**Description of the task**.
Go through the records and copy each line where the word "beta" occurs.

**Working data**.
┄┄┄┄┄┄┄┄┄┄┄┄┄┄┄┄┄┄┄┄
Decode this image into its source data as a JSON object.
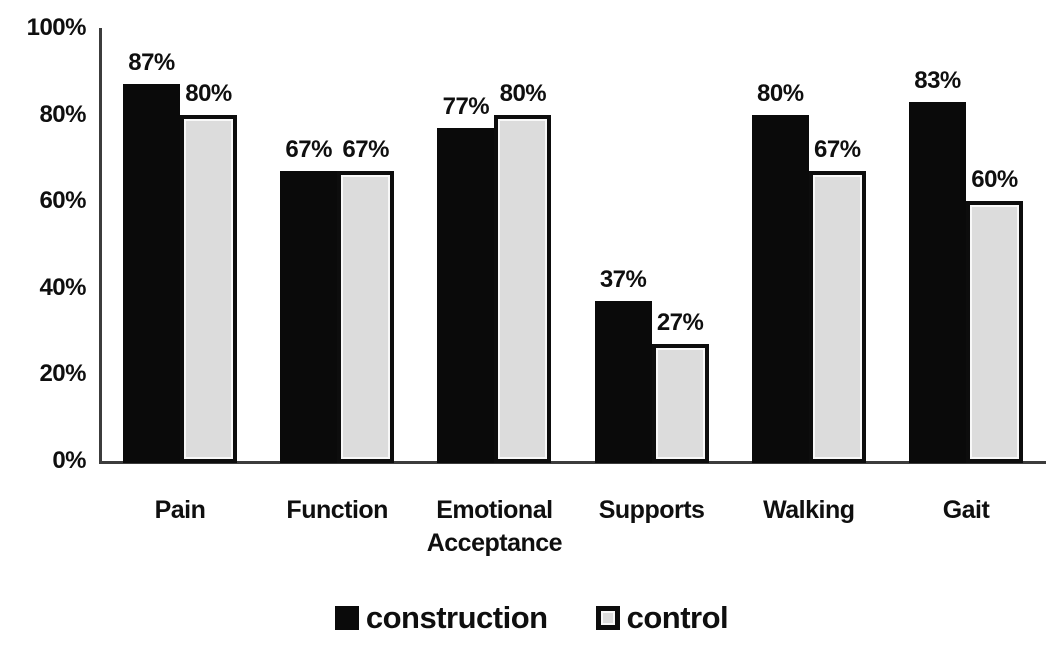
{
  "chart_data": {
    "type": "bar",
    "title": "",
    "categories": [
      "Pain",
      "Function",
      "Emotional Acceptance",
      "Supports",
      "Walking",
      "Gait"
    ],
    "series": [
      {
        "name": "construction",
        "color": "#0a0a0a",
        "values": [
          87,
          67,
          77,
          37,
          80,
          83
        ]
      },
      {
        "name": "control",
        "color": "#dcdcdc",
        "border_color": "#0d0d0d",
        "values": [
          80,
          67,
          80,
          27,
          67,
          60
        ]
      }
    ],
    "data_labels": [
      "87%",
      "67%",
      "77%",
      "37%",
      "80%",
      "83%",
      "80%",
      "67%",
      "80%",
      "27%",
      "67%",
      "60%"
    ],
    "y_ticks": [
      "0%",
      "20%",
      "40%",
      "60%",
      "80%",
      "100%"
    ],
    "y_tick_values": [
      0,
      20,
      40,
      60,
      80,
      100
    ],
    "ylim": [
      0,
      100
    ],
    "grid": false,
    "legend_position": "bottom",
    "axis_color": "#3c3c3c"
  }
}
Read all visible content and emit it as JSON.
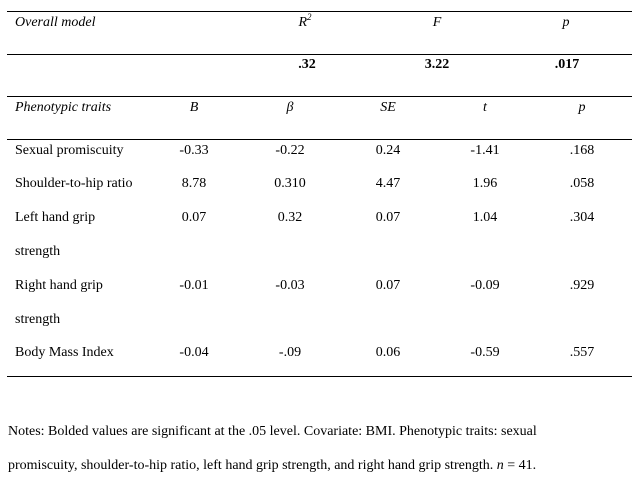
{
  "model": {
    "label": "Overall model",
    "headers": {
      "r2": "R",
      "r2_sup": "2",
      "f": "F",
      "p": "p"
    },
    "values": {
      "r2": ".32",
      "f": "3.22",
      "p": ".017"
    }
  },
  "traits": {
    "header": {
      "label": "Phenotypic traits",
      "b": "B",
      "beta": "β",
      "se": "SE",
      "t": "t",
      "p": "p"
    },
    "rows": [
      {
        "name_line1": "Sexual promiscuity",
        "name_line2": "",
        "b": "-0.33",
        "beta": "-0.22",
        "se": "0.24",
        "t": "-1.41",
        "p": ".168"
      },
      {
        "name_line1": "Shoulder-to-hip ratio",
        "name_line2": "",
        "b": "8.78",
        "beta": "0.310",
        "se": "4.47",
        "t": "1.96",
        "p": ".058"
      },
      {
        "name_line1": "Left hand grip",
        "name_line2": "strength",
        "b": "0.07",
        "beta": "0.32",
        "se": "0.07",
        "t": "1.04",
        "p": ".304"
      },
      {
        "name_line1": "Right hand grip",
        "name_line2": "strength",
        "b": "-0.01",
        "beta": "-0.03",
        "se": "0.07",
        "t": "-0.09",
        "p": ".929"
      },
      {
        "name_line1": "Body Mass Index",
        "name_line2": "",
        "b": "-0.04",
        "beta": "-.09",
        "se": "0.06",
        "t": "-0.59",
        "p": ".557"
      }
    ]
  },
  "notes": {
    "line1": "Notes: Bolded values are significant at the .05 level. Covariate: BMI. Phenotypic traits: sexual",
    "line2_pre": "promiscuity, shoulder-to-hip ratio, left hand grip strength, and right hand grip strength. ",
    "line2_n": "n",
    "line2_post": " = 41."
  }
}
┄┄┄┄┄┄┄┄┄┄┄┄┄┄┄┄┄┄┄┄
**Solution to the exercise**.
      "beta": "β",
        "beta": "-0.22",
        "beta": "0.310",
        "beta": "0.32",
        "beta": "-0.03",
        "beta": "-.09",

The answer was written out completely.